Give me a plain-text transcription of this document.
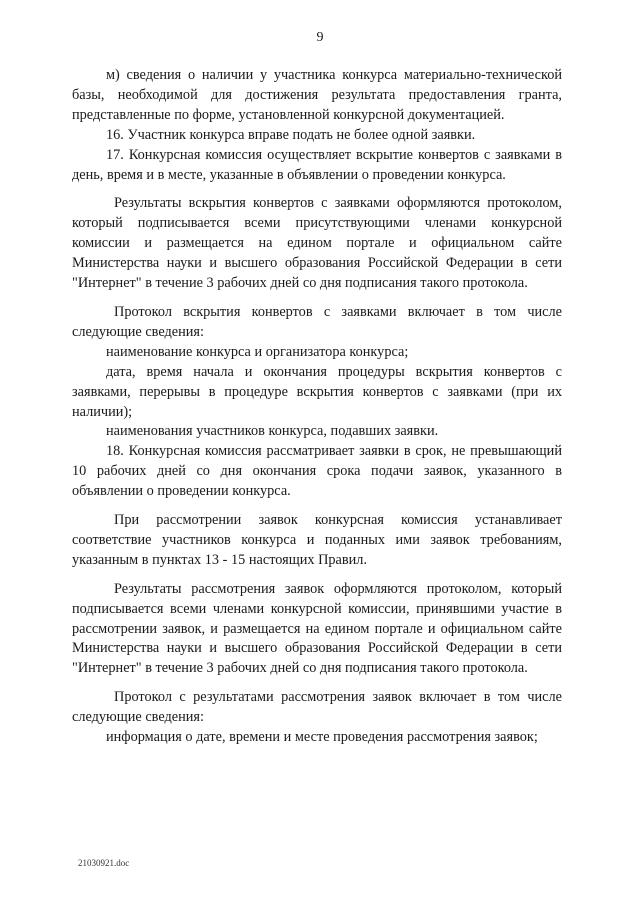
9

м) сведения о наличии у участника конкурса материально-технической базы, необходимой для достижения результата предоставления гранта, представленные по форме, установленной конкурсной документацией.

16. Участник конкурса вправе подать не более одной заявки.

17. Конкурсная комиссия осуществляет вскрытие конвертов с заявками в день, время и в месте, указанные в объявлении о проведении конкурса.

Результаты вскрытия конвертов с заявками оформляются протоколом, который подписывается всеми присутствующими членами конкурсной комиссии и размещается на едином портале и официальном сайте Министерства науки и высшего образования Российской Федерации в сети "Интернет" в течение 3 рабочих дней со дня подписания такого протокола.

Протокол вскрытия конвертов с заявками включает в том числе следующие сведения:

наименование конкурса и организатора конкурса;

дата, время начала и окончания процедуры вскрытия конвертов с заявками, перерывы в процедуре вскрытия конвертов с заявками (при их наличии);

наименования участников конкурса, подавших заявки.

18. Конкурсная комиссия рассматривает заявки в срок, не превышающий 10 рабочих дней со дня окончания срока подачи заявок, указанного в объявлении о проведении конкурса.

При рассмотрении заявок конкурсная комиссия устанавливает соответствие участников конкурса и поданных ими заявок требованиям, указанным в пунктах 13 - 15 настоящих Правил.

Результаты рассмотрения заявок оформляются протоколом, который подписывается всеми членами конкурсной комиссии, принявшими участие в рассмотрении заявок, и размещается на едином портале и официальном сайте Министерства науки и высшего образования Российской Федерации в сети "Интернет" в течение 3 рабочих дней со дня подписания такого протокола.

Протокол с результатами рассмотрения заявок включает в том числе следующие сведения:

информация о дате, времени и месте проведения рассмотрения заявок;

21030921.doc
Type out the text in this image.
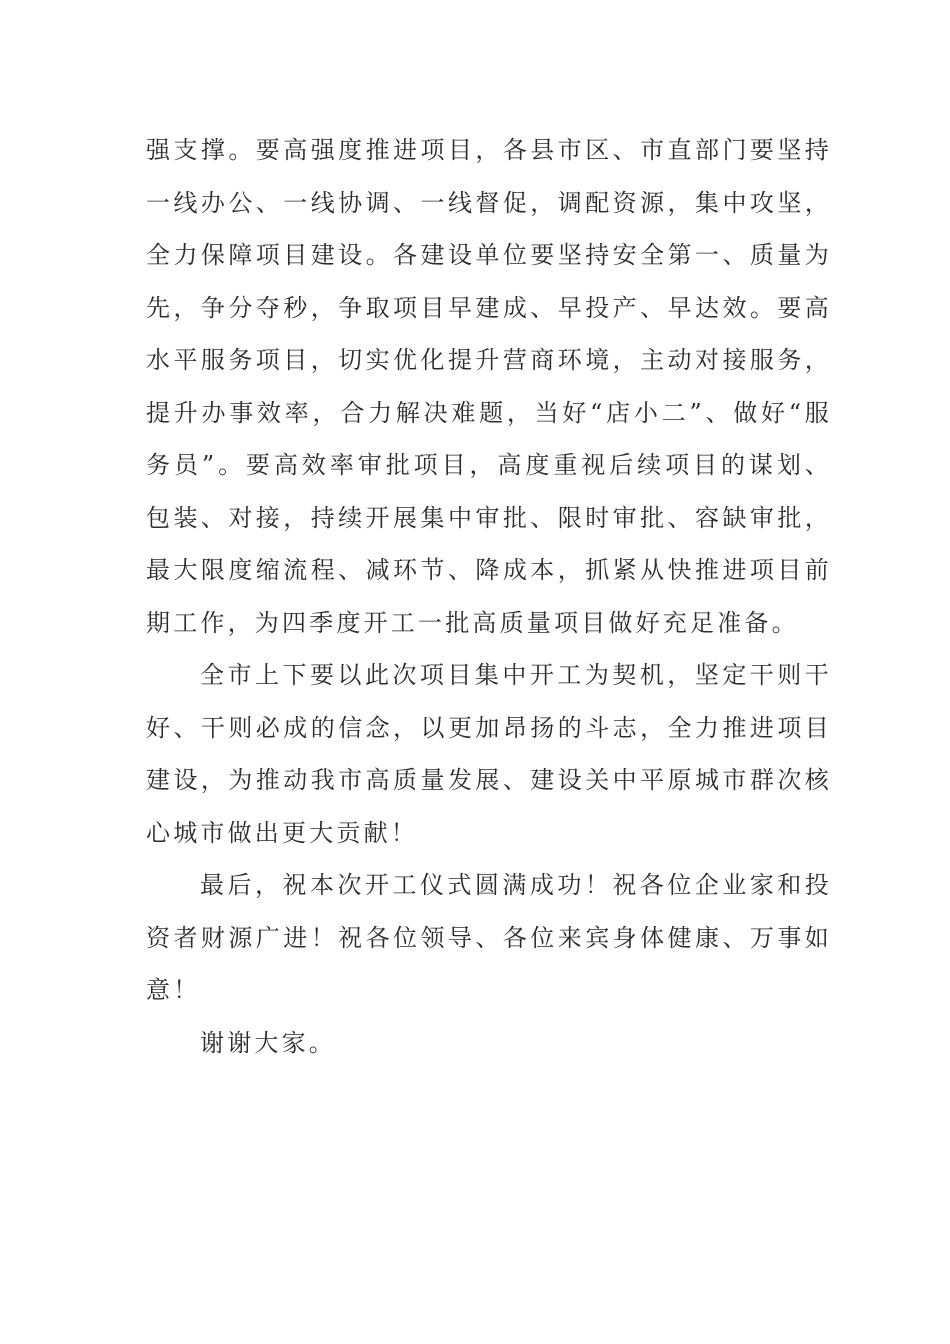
强支撑。要高强度推进项目，各县市区、市直部门要坚持一线办公、一线协调、一线督促，调配资源，集中攻坚，全力保障项目建设。各建设单位要坚持安全第一、质量为先，争分夺秒，争取项目早建成、早投产、早达效。要高水平服务项目，切实优化提升营商环境，主动对接服务，提升办事效率，合力解决难题，当好“店小二”、做好“服务员”。要高效率审批项目，高度重视后续项目的谋划、包装、对接，持续开展集中审批、限时审批、容缺审批，最大限度缩流程、减环节、降成本，抓紧从快推进项目前期工作，为四季度开工一批高质量项目做好充足准备。

全市上下要以此次项目集中开工为契机，坚定干则干好、干则必成的信念，以更加昂扬的斗志，全力推进项目建设，为推动我市高质量发展、建设关中平原城市群次核心城市做出更大贡献！

最后，祝本次开工仪式圆满成功！祝各位企业家和投资者财源广进！祝各位领导、各位来宾身体健康、万事如意！

谢谢大家。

_INSTRUCTION_:
Pictures are excluded; output everything else in the data verbatim.

_FINAL RESULT_:
Give me a plain-text transcription of this document.
9

м) сведения о наличии у участника конкурса материально-технической базы, необходимой для достижения результата предоставления гранта, представленные по форме, установленной конкурсной документацией.

16. Участник конкурса вправе подать не более одной заявки.

17. Конкурсная комиссия осуществляет вскрытие конвертов с заявками в день, время и в месте, указанные в объявлении о проведении конкурса.

Результаты вскрытия конвертов с заявками оформляются протоколом, который подписывается всеми присутствующими членами конкурсной комиссии и размещается на едином портале и официальном сайте Министерства науки и высшего образования Российской Федерации в сети "Интернет" в течение 3 рабочих дней со дня подписания такого протокола.

Протокол вскрытия конвертов с заявками включает в том числе следующие сведения:

наименование конкурса и организатора конкурса;

дата, время начала и окончания процедуры вскрытия конвертов с заявками, перерывы в процедуре вскрытия конвертов с заявками (при их наличии);

наименования участников конкурса, подавших заявки.

18. Конкурсная комиссия рассматривает заявки в срок, не превышающий 10 рабочих дней со дня окончания срока подачи заявок, указанного в объявлении о проведении конкурса.

При рассмотрении заявок конкурсная комиссия устанавливает соответствие участников конкурса и поданных ими заявок требованиям, указанным в пунктах 13 - 15 настоящих Правил.

Результаты рассмотрения заявок оформляются протоколом, который подписывается всеми членами конкурсной комиссии, принявшими участие в рассмотрении заявок, и размещается на едином портале и официальном сайте Министерства науки и высшего образования Российской Федерации в сети "Интернет" в течение 3 рабочих дней со дня подписания такого протокола.

Протокол с результатами рассмотрения заявок включает в том числе следующие сведения:

информация о дате, времени и месте проведения рассмотрения заявок;

21030921.doc
Type out the text in this image.
强支撑。要高强度推进项目，各县市区、市直部门要坚持一线办公、一线协调、一线督促，调配资源，集中攻坚，全力保障项目建设。各建设单位要坚持安全第一、质量为先，争分夺秒，争取项目早建成、早投产、早达效。要高水平服务项目，切实优化提升营商环境，主动对接服务，提升办事效率，合力解决难题，当好“店小二”、做好“服务员”。要高效率审批项目，高度重视后续项目的谋划、包装、对接，持续开展集中审批、限时审批、容缺审批，最大限度缩流程、减环节、降成本，抓紧从快推进项目前期工作，为四季度开工一批高质量项目做好充足准备。

全市上下要以此次项目集中开工为契机，坚定干则干好、干则必成的信念，以更加昂扬的斗志，全力推进项目建设，为推动我市高质量发展、建设关中平原城市群次核心城市做出更大贡献！

最后，祝本次开工仪式圆满成功！祝各位企业家和投资者财源广进！祝各位领导、各位来宾身体健康、万事如意！

谢谢大家。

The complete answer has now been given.